§ **INFORMATION SHOWN**
::::::::::

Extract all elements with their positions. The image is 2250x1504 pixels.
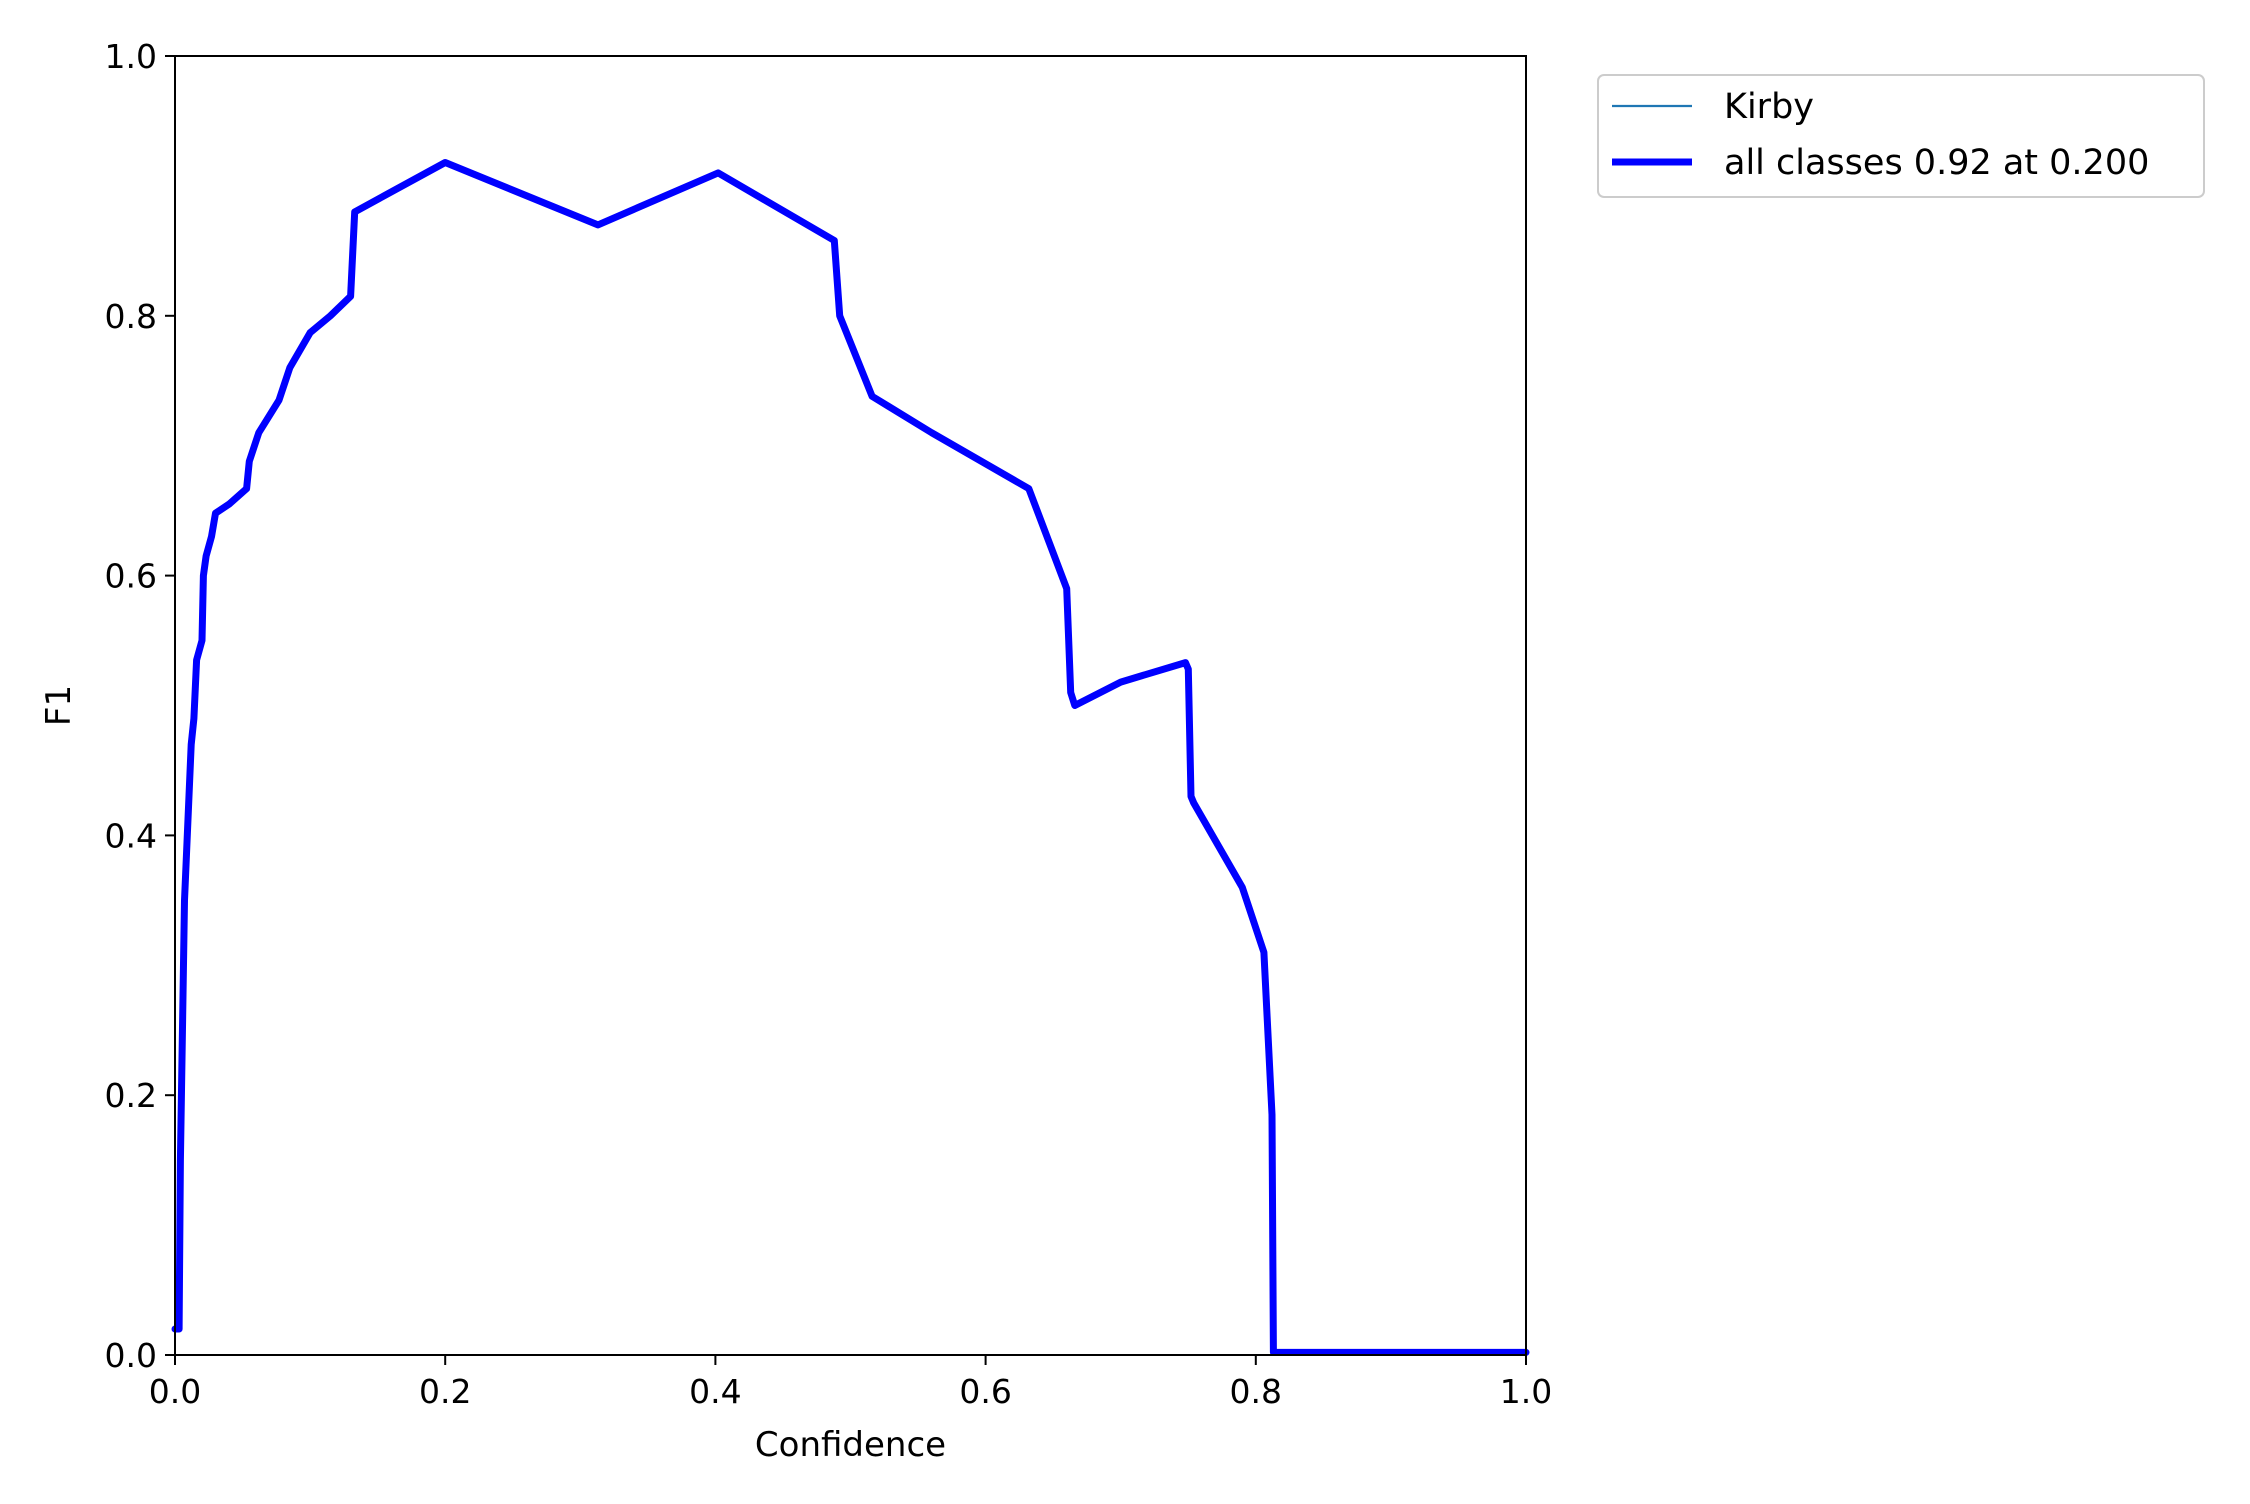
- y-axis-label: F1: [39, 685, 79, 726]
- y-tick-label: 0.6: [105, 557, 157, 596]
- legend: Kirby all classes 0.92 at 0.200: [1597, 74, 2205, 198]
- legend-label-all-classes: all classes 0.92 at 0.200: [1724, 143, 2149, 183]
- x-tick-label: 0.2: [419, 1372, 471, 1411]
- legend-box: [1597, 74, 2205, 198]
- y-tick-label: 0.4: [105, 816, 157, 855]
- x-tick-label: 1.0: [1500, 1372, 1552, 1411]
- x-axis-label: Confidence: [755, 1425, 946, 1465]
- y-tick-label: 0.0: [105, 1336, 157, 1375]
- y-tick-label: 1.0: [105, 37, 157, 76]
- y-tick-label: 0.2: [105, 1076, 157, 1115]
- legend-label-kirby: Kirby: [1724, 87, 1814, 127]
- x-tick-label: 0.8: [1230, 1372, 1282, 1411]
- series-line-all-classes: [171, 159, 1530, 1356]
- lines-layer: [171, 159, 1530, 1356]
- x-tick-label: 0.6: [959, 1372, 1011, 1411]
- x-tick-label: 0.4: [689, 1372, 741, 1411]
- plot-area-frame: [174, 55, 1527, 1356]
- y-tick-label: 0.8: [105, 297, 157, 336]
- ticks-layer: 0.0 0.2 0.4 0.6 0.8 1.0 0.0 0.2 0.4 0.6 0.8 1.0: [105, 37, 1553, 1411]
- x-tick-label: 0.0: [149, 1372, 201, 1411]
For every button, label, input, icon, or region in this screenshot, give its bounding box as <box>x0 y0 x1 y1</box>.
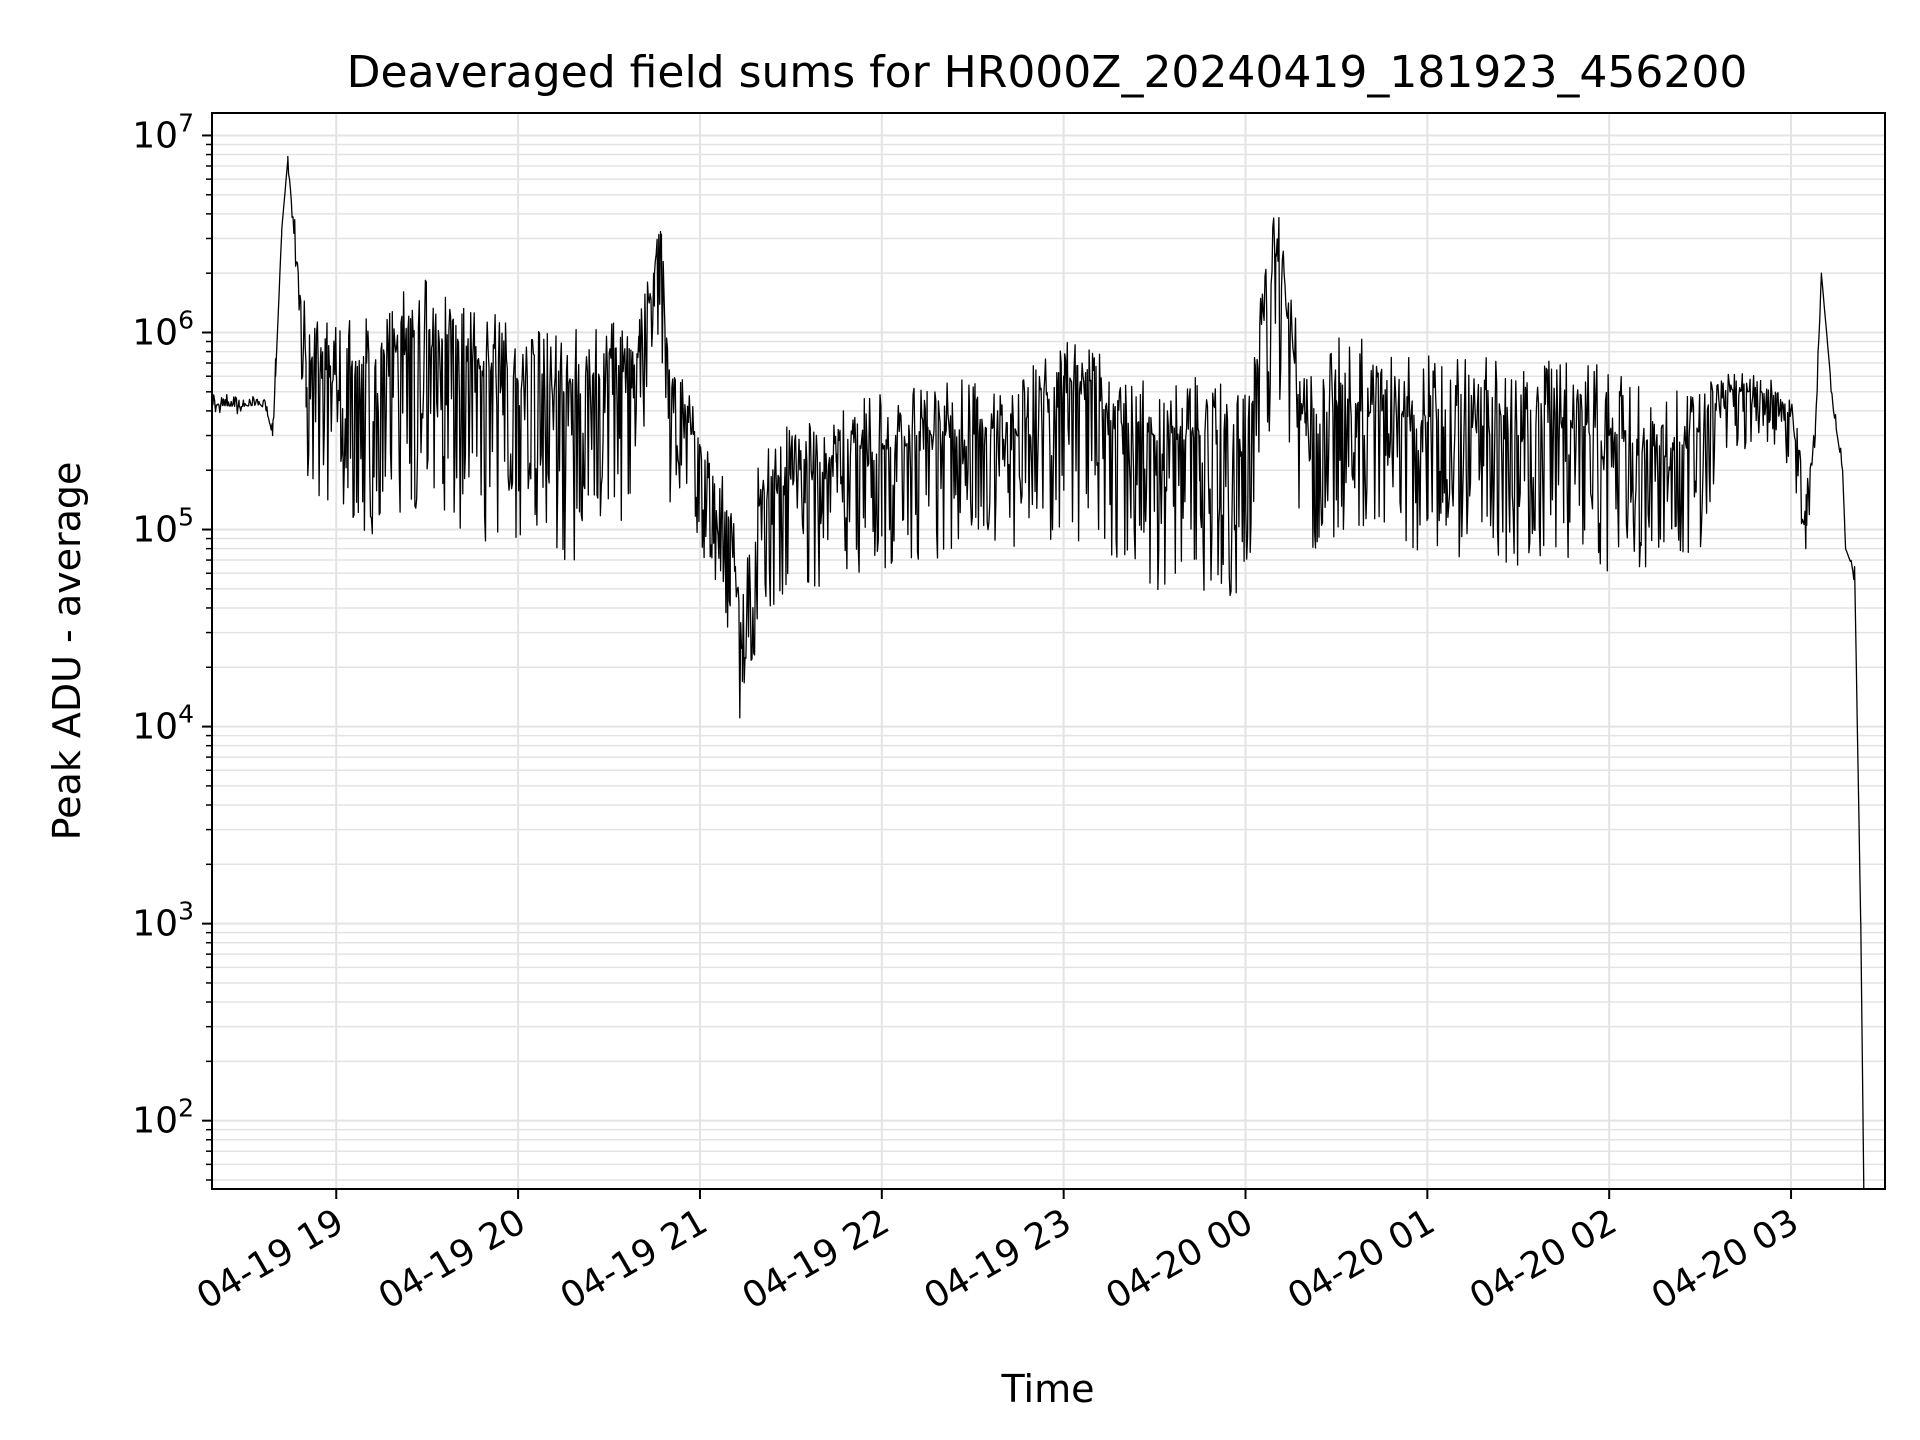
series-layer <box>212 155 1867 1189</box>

::::::::::

§ **GIVEN TASK**
List each line of the records above that contains the string "series". Letter case must match.

§ **SOLUTION TO THIS PROBLEM**
- series-line-all-classes: [171, 159, 1530, 1356]
series-layer <box>212 155 1867 1189</box>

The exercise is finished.